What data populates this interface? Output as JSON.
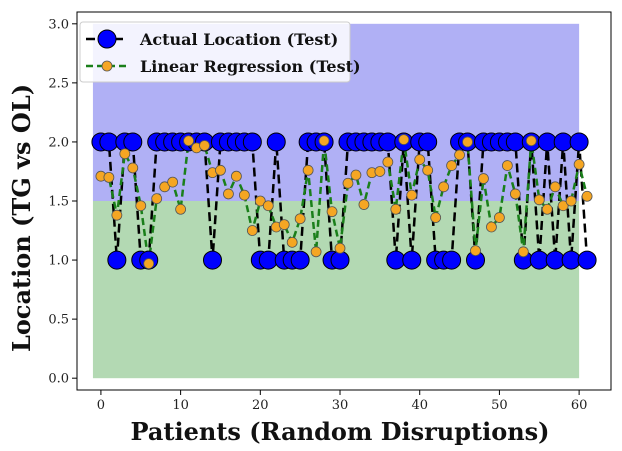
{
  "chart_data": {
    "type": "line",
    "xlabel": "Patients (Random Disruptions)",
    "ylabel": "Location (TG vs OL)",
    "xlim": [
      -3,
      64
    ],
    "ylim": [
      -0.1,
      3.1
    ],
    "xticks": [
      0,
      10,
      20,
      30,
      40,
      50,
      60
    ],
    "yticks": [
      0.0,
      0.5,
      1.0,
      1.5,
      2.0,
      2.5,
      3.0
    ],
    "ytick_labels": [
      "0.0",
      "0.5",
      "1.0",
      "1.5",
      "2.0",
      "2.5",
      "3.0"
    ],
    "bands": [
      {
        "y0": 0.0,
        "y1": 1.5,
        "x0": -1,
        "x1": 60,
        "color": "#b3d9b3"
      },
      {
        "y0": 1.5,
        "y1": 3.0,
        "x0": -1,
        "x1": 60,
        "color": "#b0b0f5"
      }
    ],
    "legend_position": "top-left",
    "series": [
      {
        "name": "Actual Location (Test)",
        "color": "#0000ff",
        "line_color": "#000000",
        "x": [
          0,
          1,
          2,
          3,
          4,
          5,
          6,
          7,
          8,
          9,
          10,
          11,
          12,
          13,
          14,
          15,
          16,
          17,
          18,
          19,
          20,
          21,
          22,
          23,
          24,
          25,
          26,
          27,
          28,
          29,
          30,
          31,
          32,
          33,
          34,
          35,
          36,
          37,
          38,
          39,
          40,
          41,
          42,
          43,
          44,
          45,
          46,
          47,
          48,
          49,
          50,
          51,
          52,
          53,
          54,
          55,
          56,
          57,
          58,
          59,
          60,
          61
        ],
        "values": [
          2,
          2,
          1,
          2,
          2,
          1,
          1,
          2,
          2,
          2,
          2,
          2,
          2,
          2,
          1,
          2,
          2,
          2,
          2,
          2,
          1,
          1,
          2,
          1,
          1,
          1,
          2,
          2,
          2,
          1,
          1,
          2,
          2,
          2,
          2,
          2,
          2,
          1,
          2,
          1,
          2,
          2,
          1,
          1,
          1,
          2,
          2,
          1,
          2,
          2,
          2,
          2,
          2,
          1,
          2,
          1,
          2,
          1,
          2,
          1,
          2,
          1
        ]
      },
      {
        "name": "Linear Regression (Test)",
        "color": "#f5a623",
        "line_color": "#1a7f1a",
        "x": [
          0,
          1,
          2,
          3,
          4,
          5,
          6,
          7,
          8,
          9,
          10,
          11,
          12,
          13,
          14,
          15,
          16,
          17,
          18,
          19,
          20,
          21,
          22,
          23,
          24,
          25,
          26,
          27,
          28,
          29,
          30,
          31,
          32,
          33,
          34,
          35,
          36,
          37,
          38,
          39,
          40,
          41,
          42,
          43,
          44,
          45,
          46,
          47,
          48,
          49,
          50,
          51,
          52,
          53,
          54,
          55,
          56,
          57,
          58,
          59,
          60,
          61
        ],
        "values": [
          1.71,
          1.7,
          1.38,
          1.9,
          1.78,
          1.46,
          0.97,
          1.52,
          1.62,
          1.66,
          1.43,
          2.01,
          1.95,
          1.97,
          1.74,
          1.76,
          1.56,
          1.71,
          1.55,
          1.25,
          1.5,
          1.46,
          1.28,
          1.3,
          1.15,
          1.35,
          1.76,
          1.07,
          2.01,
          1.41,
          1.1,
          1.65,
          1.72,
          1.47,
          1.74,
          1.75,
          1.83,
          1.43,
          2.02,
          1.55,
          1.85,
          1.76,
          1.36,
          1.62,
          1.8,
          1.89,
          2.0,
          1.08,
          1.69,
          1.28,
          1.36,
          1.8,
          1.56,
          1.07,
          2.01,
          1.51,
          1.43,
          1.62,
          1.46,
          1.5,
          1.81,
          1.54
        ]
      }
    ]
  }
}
---
> [WHAT TO DO]: Make a word-for-word repeat of the material, skipping all pictures.

> [ANSWER FOR THIS EXERCISE]:
What data populates this interface? Output as JSON.
{
  "chart_data": {
    "type": "line",
    "xlabel": "Patients (Random Disruptions)",
    "ylabel": "Location (TG vs OL)",
    "xlim": [
      -3,
      64
    ],
    "ylim": [
      -0.1,
      3.1
    ],
    "xticks": [
      0,
      10,
      20,
      30,
      40,
      50,
      60
    ],
    "yticks": [
      0.0,
      0.5,
      1.0,
      1.5,
      2.0,
      2.5,
      3.0
    ],
    "ytick_labels": [
      "0.0",
      "0.5",
      "1.0",
      "1.5",
      "2.0",
      "2.5",
      "3.0"
    ],
    "bands": [
      {
        "y0": 0.0,
        "y1": 1.5,
        "x0": -1,
        "x1": 60,
        "color": "#b3d9b3"
      },
      {
        "y0": 1.5,
        "y1": 3.0,
        "x0": -1,
        "x1": 60,
        "color": "#b0b0f5"
      }
    ],
    "legend_position": "top-left",
    "series": [
      {
        "name": "Actual Location (Test)",
        "color": "#0000ff",
        "line_color": "#000000",
        "x": [
          0,
          1,
          2,
          3,
          4,
          5,
          6,
          7,
          8,
          9,
          10,
          11,
          12,
          13,
          14,
          15,
          16,
          17,
          18,
          19,
          20,
          21,
          22,
          23,
          24,
          25,
          26,
          27,
          28,
          29,
          30,
          31,
          32,
          33,
          34,
          35,
          36,
          37,
          38,
          39,
          40,
          41,
          42,
          43,
          44,
          45,
          46,
          47,
          48,
          49,
          50,
          51,
          52,
          53,
          54,
          55,
          56,
          57,
          58,
          59,
          60,
          61
        ],
        "values": [
          2,
          2,
          1,
          2,
          2,
          1,
          1,
          2,
          2,
          2,
          2,
          2,
          2,
          2,
          1,
          2,
          2,
          2,
          2,
          2,
          1,
          1,
          2,
          1,
          1,
          1,
          2,
          2,
          2,
          1,
          1,
          2,
          2,
          2,
          2,
          2,
          2,
          1,
          2,
          1,
          2,
          2,
          1,
          1,
          1,
          2,
          2,
          1,
          2,
          2,
          2,
          2,
          2,
          1,
          2,
          1,
          2,
          1,
          2,
          1,
          2,
          1
        ]
      },
      {
        "name": "Linear Regression (Test)",
        "color": "#f5a623",
        "line_color": "#1a7f1a",
        "x": [
          0,
          1,
          2,
          3,
          4,
          5,
          6,
          7,
          8,
          9,
          10,
          11,
          12,
          13,
          14,
          15,
          16,
          17,
          18,
          19,
          20,
          21,
          22,
          23,
          24,
          25,
          26,
          27,
          28,
          29,
          30,
          31,
          32,
          33,
          34,
          35,
          36,
          37,
          38,
          39,
          40,
          41,
          42,
          43,
          44,
          45,
          46,
          47,
          48,
          49,
          50,
          51,
          52,
          53,
          54,
          55,
          56,
          57,
          58,
          59,
          60,
          61
        ],
        "values": [
          1.71,
          1.7,
          1.38,
          1.9,
          1.78,
          1.46,
          0.97,
          1.52,
          1.62,
          1.66,
          1.43,
          2.01,
          1.95,
          1.97,
          1.74,
          1.76,
          1.56,
          1.71,
          1.55,
          1.25,
          1.5,
          1.46,
          1.28,
          1.3,
          1.15,
          1.35,
          1.76,
          1.07,
          2.01,
          1.41,
          1.1,
          1.65,
          1.72,
          1.47,
          1.74,
          1.75,
          1.83,
          1.43,
          2.02,
          1.55,
          1.85,
          1.76,
          1.36,
          1.62,
          1.8,
          1.89,
          2.0,
          1.08,
          1.69,
          1.28,
          1.36,
          1.8,
          1.56,
          1.07,
          2.01,
          1.51,
          1.43,
          1.62,
          1.46,
          1.5,
          1.81,
          1.54
        ]
      }
    ]
  }
}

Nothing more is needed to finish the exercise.